## ENTRIES PROVIDED
## START

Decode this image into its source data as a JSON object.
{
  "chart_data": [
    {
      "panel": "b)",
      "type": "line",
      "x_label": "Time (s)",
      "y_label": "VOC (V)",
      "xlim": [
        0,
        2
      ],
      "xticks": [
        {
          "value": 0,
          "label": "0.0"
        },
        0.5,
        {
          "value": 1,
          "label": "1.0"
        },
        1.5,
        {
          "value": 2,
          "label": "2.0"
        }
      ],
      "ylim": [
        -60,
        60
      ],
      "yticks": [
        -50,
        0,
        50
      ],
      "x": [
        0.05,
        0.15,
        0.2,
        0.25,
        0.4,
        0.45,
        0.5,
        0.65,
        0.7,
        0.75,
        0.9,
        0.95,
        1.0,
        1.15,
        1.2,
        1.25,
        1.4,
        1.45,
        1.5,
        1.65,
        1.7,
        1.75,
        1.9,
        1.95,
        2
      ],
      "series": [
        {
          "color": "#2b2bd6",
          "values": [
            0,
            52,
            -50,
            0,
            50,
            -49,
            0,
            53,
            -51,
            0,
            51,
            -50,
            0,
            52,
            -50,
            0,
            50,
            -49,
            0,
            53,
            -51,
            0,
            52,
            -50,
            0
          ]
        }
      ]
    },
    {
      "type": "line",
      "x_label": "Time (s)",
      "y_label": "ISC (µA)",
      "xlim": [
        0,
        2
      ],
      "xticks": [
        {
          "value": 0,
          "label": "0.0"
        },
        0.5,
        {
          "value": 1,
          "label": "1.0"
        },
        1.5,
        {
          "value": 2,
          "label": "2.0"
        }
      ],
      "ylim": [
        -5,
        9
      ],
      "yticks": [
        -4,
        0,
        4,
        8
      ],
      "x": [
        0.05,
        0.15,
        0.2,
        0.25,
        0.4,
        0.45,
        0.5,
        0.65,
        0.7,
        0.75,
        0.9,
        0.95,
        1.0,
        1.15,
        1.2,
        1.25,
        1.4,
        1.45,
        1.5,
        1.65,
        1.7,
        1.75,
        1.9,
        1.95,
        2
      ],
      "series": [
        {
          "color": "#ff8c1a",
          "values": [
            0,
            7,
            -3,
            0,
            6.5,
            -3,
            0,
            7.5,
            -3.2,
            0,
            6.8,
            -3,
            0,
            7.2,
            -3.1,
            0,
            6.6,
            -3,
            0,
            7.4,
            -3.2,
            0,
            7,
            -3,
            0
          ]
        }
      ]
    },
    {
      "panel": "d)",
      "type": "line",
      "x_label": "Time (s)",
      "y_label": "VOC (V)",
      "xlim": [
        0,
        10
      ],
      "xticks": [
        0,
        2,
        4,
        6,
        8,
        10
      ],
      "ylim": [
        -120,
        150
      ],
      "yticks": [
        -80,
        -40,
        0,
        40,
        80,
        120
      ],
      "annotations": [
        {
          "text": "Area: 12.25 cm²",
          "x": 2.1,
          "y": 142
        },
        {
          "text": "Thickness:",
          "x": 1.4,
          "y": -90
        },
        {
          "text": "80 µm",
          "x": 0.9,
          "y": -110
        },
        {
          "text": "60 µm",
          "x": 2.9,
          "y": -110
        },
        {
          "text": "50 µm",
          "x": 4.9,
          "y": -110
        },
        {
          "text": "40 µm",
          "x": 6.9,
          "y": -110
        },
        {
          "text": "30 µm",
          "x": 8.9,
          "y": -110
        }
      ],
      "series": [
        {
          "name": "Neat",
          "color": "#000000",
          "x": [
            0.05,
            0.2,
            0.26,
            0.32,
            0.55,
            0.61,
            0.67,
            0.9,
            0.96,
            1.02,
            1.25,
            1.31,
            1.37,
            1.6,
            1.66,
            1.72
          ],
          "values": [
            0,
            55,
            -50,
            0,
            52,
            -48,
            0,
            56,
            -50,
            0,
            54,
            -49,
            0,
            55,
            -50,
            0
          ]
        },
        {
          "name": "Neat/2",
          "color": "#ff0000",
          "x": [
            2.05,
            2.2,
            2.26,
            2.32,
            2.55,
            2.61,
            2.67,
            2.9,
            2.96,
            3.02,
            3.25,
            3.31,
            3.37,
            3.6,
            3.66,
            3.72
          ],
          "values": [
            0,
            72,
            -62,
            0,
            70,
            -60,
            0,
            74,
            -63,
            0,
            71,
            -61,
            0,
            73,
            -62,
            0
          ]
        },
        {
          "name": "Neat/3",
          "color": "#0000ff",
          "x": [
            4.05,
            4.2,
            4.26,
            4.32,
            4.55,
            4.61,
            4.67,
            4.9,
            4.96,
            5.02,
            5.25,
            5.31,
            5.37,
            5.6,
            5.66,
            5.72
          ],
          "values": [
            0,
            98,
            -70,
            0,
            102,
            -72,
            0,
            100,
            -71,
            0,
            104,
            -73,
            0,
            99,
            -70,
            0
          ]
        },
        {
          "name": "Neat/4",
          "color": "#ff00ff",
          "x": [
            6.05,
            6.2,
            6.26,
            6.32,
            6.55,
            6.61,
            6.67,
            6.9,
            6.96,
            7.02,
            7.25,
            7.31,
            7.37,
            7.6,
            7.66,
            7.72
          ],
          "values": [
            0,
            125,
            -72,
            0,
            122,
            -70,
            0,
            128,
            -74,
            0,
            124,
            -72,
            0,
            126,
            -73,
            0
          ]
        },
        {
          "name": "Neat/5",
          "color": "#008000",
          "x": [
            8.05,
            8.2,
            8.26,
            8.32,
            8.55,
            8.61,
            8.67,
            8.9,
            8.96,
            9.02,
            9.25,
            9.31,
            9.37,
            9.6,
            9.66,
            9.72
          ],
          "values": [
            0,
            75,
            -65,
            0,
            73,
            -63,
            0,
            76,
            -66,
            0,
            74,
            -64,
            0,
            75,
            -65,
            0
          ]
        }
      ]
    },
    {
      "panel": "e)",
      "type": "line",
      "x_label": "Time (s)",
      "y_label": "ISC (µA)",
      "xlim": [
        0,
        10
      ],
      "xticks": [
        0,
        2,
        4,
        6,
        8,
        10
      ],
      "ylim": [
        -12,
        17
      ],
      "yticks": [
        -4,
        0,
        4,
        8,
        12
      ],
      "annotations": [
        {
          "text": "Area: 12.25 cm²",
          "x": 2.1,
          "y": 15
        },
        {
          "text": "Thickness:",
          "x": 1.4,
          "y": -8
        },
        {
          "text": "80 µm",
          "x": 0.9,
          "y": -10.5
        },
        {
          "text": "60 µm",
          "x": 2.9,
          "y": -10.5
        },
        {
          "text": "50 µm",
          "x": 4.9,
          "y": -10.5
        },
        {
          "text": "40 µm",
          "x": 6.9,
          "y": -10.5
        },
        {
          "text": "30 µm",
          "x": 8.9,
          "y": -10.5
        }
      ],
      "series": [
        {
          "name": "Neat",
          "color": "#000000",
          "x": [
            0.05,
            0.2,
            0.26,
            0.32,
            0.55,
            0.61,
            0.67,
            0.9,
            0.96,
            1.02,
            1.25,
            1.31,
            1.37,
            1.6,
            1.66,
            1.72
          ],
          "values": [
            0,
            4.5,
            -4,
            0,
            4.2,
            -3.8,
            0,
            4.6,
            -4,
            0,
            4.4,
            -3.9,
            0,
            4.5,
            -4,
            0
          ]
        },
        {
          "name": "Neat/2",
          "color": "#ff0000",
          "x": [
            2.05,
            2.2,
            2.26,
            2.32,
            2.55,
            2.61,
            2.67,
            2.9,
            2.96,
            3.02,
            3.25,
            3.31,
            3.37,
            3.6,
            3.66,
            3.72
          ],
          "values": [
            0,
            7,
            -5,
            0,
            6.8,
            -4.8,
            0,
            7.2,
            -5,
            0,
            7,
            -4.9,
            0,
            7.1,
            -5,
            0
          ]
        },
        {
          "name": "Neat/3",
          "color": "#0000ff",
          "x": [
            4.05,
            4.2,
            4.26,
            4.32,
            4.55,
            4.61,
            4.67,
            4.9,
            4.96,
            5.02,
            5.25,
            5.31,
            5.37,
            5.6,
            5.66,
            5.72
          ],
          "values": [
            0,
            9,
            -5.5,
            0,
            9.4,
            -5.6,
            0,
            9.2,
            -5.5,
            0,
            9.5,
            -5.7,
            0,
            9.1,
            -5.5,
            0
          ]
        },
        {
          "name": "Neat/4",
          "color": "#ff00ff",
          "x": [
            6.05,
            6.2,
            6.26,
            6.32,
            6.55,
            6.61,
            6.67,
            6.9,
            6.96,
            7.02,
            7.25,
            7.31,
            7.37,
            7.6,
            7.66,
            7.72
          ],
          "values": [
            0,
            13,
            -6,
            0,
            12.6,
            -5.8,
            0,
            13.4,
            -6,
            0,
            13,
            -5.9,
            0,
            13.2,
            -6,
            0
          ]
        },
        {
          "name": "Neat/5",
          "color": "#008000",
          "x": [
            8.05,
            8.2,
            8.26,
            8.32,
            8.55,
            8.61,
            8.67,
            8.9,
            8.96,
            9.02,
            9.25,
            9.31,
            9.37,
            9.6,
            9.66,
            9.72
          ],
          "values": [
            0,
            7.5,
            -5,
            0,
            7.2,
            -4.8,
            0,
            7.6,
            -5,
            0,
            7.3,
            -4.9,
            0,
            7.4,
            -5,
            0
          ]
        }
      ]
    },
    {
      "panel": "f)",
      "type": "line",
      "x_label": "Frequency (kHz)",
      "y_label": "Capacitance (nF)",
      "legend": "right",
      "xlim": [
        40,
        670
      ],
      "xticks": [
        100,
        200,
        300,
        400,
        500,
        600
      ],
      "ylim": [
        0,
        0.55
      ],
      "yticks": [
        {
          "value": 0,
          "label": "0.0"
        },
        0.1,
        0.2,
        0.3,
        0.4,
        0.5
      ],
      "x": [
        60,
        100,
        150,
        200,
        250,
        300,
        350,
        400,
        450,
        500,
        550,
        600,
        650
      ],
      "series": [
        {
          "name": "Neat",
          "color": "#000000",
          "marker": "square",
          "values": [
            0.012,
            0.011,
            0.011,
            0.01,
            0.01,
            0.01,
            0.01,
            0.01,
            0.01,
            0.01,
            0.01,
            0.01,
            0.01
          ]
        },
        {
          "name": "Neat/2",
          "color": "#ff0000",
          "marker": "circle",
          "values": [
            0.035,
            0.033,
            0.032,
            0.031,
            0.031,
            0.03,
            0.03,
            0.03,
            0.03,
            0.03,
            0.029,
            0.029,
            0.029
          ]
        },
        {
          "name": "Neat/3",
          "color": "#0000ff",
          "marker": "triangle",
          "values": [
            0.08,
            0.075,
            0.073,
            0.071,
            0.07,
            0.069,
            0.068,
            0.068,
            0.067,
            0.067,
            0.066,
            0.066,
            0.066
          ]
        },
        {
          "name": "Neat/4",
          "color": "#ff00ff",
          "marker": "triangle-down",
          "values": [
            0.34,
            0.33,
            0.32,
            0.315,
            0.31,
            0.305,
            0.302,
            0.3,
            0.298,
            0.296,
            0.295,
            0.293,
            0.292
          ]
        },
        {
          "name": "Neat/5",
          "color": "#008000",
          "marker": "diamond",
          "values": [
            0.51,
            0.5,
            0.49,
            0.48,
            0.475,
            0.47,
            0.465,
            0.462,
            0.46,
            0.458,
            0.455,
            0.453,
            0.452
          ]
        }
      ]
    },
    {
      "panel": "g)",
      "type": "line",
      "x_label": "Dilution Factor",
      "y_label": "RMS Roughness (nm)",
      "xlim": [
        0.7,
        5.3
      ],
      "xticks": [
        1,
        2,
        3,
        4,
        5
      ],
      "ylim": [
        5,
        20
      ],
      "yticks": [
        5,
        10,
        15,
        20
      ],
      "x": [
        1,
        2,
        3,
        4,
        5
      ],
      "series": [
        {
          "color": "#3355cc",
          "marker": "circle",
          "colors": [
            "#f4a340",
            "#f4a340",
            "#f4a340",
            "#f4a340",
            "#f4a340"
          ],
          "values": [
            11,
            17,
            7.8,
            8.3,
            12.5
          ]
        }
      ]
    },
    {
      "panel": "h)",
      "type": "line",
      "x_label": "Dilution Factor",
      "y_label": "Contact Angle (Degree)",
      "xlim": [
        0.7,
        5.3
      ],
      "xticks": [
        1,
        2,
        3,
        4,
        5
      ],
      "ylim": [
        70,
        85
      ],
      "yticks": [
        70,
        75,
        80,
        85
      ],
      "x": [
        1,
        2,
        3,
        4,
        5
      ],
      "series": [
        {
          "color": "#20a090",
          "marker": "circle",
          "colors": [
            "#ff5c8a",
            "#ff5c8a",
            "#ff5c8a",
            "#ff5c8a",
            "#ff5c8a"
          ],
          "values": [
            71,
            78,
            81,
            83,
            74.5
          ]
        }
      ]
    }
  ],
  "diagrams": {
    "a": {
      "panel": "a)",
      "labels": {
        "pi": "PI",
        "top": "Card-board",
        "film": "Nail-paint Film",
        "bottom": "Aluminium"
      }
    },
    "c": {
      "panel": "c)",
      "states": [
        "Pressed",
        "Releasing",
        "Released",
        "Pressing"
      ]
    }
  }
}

## END

## GOAL OF THE EXERCISE
Show each line in the entries that holds the string "panel".

## TASK OUTPUT
      "panel": "b)",
      "panel": "d)",
      "panel": "e)",
      "panel": "f)",
      "panel": "g)",
      "panel": "h)",
      "panel": "a)",
      "panel": "c)",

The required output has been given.